### Task statement
Read the data and repeat all of it exactly.
— Begin Dataset content —
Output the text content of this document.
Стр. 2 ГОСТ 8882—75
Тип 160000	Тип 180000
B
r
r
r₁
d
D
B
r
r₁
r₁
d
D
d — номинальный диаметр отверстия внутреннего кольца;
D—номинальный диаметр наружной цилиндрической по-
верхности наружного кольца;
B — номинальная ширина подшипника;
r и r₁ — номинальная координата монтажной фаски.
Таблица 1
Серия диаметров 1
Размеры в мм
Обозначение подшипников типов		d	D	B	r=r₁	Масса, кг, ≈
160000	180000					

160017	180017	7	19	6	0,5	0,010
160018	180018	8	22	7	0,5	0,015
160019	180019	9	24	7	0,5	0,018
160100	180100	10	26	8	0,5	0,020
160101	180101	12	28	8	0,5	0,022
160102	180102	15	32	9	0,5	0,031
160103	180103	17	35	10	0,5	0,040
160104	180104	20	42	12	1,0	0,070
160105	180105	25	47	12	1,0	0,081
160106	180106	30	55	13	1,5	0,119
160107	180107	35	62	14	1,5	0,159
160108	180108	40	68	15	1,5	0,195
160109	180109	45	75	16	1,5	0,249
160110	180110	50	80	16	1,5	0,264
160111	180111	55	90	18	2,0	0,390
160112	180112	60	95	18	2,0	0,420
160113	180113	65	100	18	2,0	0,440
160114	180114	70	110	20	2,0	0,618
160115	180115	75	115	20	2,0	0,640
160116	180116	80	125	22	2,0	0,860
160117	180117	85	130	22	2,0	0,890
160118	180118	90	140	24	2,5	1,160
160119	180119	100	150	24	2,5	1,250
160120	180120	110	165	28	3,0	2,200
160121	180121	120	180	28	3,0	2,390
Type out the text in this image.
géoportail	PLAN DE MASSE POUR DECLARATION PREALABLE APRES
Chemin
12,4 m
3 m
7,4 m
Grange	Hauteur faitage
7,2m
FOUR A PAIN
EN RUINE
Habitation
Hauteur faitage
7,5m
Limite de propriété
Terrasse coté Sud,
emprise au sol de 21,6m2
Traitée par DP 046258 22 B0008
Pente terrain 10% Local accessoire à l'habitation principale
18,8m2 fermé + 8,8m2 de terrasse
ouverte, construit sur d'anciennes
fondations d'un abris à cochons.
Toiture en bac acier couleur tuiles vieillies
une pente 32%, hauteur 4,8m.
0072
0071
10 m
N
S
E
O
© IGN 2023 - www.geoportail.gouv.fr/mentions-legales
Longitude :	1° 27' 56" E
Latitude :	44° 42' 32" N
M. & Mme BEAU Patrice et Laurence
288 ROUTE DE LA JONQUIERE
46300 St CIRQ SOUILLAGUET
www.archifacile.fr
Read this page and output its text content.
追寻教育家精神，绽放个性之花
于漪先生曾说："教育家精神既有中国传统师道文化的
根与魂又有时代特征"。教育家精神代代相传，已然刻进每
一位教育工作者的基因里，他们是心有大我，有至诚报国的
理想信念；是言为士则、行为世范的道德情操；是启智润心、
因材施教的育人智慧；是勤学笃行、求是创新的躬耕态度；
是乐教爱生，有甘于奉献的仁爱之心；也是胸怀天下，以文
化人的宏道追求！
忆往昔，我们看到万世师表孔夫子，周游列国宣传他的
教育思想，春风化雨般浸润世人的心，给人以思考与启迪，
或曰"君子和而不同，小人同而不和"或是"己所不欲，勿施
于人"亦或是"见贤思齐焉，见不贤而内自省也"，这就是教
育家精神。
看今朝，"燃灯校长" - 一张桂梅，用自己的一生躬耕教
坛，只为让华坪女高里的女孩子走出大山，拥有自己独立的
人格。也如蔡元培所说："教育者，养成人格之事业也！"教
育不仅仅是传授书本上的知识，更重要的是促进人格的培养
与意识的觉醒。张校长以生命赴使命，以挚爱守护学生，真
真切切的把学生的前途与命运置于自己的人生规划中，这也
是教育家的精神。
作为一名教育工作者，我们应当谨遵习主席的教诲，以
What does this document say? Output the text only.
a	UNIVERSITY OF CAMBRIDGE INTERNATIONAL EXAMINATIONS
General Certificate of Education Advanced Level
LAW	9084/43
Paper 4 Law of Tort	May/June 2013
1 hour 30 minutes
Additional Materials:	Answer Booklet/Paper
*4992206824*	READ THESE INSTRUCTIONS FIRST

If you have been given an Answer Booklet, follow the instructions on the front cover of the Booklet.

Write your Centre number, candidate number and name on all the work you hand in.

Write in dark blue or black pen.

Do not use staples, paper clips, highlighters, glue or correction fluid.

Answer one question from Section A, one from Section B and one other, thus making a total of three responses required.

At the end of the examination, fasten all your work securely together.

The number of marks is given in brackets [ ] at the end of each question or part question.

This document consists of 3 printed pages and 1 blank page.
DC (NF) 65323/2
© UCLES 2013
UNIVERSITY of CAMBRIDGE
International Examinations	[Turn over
— End Dataset content —
### Problem solution
Output the text content of this document.
Стр. 2 ГОСТ 8882—75
Тип 160000	Тип 180000
B
r
r
r₁
d
D
B
r
r₁
r₁
d
D
d — номинальный диаметр отверстия внутреннего кольца;
D—номинальный диаметр наружной цилиндрической по-
верхности наружного кольца;
B — номинальная ширина подшипника;
r и r₁ — номинальная координата монтажной фаски.
Таблица 1
Серия диаметров 1
Размеры в мм
Обозначение подшипников типов		d	D	B	r=r₁	Масса, кг, ≈
160000	180000					

160017	180017	7	19	6	0,5	0,010
160018	180018	8	22	7	0,5	0,015
160019	180019	9	24	7	0,5	0,018
160100	180100	10	26	8	0,5	0,020
160101	180101	12	28	8	0,5	0,022
160102	180102	15	32	9	0,5	0,031
160103	180103	17	35	10	0,5	0,040
160104	180104	20	42	12	1,0	0,070
160105	180105	25	47	12	1,0	0,081
160106	180106	30	55	13	1,5	0,119
160107	180107	35	62	14	1,5	0,159
160108	180108	40	68	15	1,5	0,195
160109	180109	45	75	16	1,5	0,249
160110	180110	50	80	16	1,5	0,264
160111	180111	55	90	18	2,0	0,390
160112	180112	60	95	18	2,0	0,420
160113	180113	65	100	18	2,0	0,440
160114	180114	70	110	20	2,0	0,618
160115	180115	75	115	20	2,0	0,640
160116	180116	80	125	22	2,0	0,860
160117	180117	85	130	22	2,0	0,890
160118	180118	90	140	24	2,5	1,160
160119	180119	100	150	24	2,5	1,250
160120	180120	110	165	28	3,0	2,200
160121	180121	120	180	28	3,0	2,390
Type out the text in this image.
géoportail	PLAN DE MASSE POUR DECLARATION PREALABLE APRES
Chemin
12,4 m
3 m
7,4 m
Grange	Hauteur faitage
7,2m
FOUR A PAIN
EN RUINE
Habitation
Hauteur faitage
7,5m
Limite de propriété
Terrasse coté Sud,
emprise au sol de 21,6m2
Traitée par DP 046258 22 B0008
Pente terrain 10% Local accessoire à l'habitation principale
18,8m2 fermé + 8,8m2 de terrasse
ouverte, construit sur d'anciennes
fondations d'un abris à cochons.
Toiture en bac acier couleur tuiles vieillies
une pente 32%, hauteur 4,8m.
0072
0071
10 m
N
S
E
O
© IGN 2023 - www.geoportail.gouv.fr/mentions-legales
Longitude :	1° 27' 56" E
Latitude :	44° 42' 32" N
M. & Mme BEAU Patrice et Laurence
288 ROUTE DE LA JONQUIERE
46300 St CIRQ SOUILLAGUET
www.archifacile.fr
Read this page and output its text content.
追寻教育家精神，绽放个性之花
于漪先生曾说："教育家精神既有中国传统师道文化的
根与魂又有时代特征"。教育家精神代代相传，已然刻进每
一位教育工作者的基因里，他们是心有大我，有至诚报国的
理想信念；是言为士则、行为世范的道德情操；是启智润心、
因材施教的育人智慧；是勤学笃行、求是创新的躬耕态度；
是乐教爱生，有甘于奉献的仁爱之心；也是胸怀天下，以文
化人的宏道追求！
忆往昔，我们看到万世师表孔夫子，周游列国宣传他的
教育思想，春风化雨般浸润世人的心，给人以思考与启迪，
或曰"君子和而不同，小人同而不和"或是"己所不欲，勿施
于人"亦或是"见贤思齐焉，见不贤而内自省也"，这就是教
育家精神。
看今朝，"燃灯校长" - 一张桂梅，用自己的一生躬耕教
坛，只为让华坪女高里的女孩子走出大山，拥有自己独立的
人格。也如蔡元培所说："教育者，养成人格之事业也！"教
育不仅仅是传授书本上的知识，更重要的是促进人格的培养
与意识的觉醒。张校长以生命赴使命，以挚爱守护学生，真
真切切的把学生的前途与命运置于自己的人生规划中，这也
是教育家的精神。
作为一名教育工作者，我们应当谨遵习主席的教诲，以
What does this document say? Output the text only.
a	UNIVERSITY OF CAMBRIDGE INTERNATIONAL EXAMINATIONS
General Certificate of Education Advanced Level
LAW	9084/43
Paper 4 Law of Tort	May/June 2013
1 hour 30 minutes
Additional Materials:	Answer Booklet/Paper
*4992206824*	READ THESE INSTRUCTIONS FIRST

If you have been given an Answer Booklet, follow the instructions on the front cover of the Booklet.

Write your Centre number, candidate number and name on all the work you hand in.

Write in dark blue or black pen.

Do not use staples, paper clips, highlighters, glue or correction fluid.

Answer one question from Section A, one from Section B and one other, thus making a total of three responses required.

At the end of the examination, fasten all your work securely together.

The number of marks is given in brackets [ ] at the end of each question or part question.

This document consists of 3 printed pages and 1 blank page.
DC (NF) 65323/2
© UCLES 2013
UNIVERSITY of CAMBRIDGE
International Examinations	[Turn over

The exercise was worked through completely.